TASK DESCRIPTION –
Output every entry exactly, from the first line to the last.

ROWS –

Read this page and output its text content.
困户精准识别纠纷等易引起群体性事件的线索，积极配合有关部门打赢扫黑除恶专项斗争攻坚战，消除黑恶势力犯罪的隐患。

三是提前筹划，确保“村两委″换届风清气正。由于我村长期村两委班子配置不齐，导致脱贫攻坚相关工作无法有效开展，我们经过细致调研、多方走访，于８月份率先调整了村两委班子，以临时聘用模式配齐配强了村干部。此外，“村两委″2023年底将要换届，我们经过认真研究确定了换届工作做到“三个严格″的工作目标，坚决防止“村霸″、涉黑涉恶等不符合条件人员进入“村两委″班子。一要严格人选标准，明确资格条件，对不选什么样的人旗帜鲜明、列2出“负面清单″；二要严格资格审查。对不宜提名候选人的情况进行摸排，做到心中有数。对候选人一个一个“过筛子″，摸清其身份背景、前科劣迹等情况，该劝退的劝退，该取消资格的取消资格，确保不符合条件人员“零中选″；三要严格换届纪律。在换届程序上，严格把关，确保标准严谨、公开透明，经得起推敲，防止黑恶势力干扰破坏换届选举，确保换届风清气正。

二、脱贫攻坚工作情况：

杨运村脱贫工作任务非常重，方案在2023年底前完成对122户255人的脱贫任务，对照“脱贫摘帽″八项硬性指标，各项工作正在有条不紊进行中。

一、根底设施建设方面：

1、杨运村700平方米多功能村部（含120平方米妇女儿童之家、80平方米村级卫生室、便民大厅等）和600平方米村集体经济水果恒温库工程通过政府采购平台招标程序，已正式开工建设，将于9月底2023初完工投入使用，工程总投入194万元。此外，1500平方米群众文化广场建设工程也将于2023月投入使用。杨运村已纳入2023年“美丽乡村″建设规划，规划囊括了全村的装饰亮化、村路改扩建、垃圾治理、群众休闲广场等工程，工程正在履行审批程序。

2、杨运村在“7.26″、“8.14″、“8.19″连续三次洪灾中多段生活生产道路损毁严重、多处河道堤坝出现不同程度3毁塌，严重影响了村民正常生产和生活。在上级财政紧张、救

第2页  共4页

THE REPLY –
Read this page and output its text content.
困户精准识别纠纷等易引起群体性事件的线索，积极配合有关部门打赢扫黑除恶专项斗争攻坚战，消除黑恶势力犯罪的隐患。

三是提前筹划，确保“村两委″换届风清气正。由于我村长期村两委班子配置不齐，导致脱贫攻坚相关工作无法有效开展，我们经过细致调研、多方走访，于８月份率先调整了村两委班子，以临时聘用模式配齐配强了村干部。此外，“村两委″2023年底将要换届，我们经过认真研究确定了换届工作做到“三个严格″的工作目标，坚决防止“村霸″、涉黑涉恶等不符合条件人员进入“村两委″班子。一要严格人选标准，明确资格条件，对不选什么样的人旗帜鲜明、列2出“负面清单″；二要严格资格审查。对不宜提名候选人的情况进行摸排，做到心中有数。对候选人一个一个“过筛子″，摸清其身份背景、前科劣迹等情况，该劝退的劝退，该取消资格的取消资格，确保不符合条件人员“零中选″；三要严格换届纪律。在换届程序上，严格把关，确保标准严谨、公开透明，经得起推敲，防止黑恶势力干扰破坏换届选举，确保换届风清气正。

二、脱贫攻坚工作情况：

杨运村脱贫工作任务非常重，方案在2023年底前完成对122户255人的脱贫任务，对照“脱贫摘帽″八项硬性指标，各项工作正在有条不紊进行中。

一、根底设施建设方面：

1、杨运村700平方米多功能村部（含120平方米妇女儿童之家、80平方米村级卫生室、便民大厅等）和600平方米村集体经济水果恒温库工程通过政府采购平台招标程序，已正式开工建设，将于9月底2023初完工投入使用，工程总投入194万元。此外，1500平方米群众文化广场建设工程也将于2023月投入使用。杨运村已纳入2023年“美丽乡村″建设规划，规划囊括了全村的装饰亮化、村路改扩建、垃圾治理、群众休闲广场等工程，工程正在履行审批程序。

2、杨运村在“7.26″、“8.14″、“8.19″连续三次洪灾中多段生活生产道路损毁严重、多处河道堤坝出现不同程度3毁塌，严重影响了村民正常生产和生活。在上级财政紧张、救

第2页  共4页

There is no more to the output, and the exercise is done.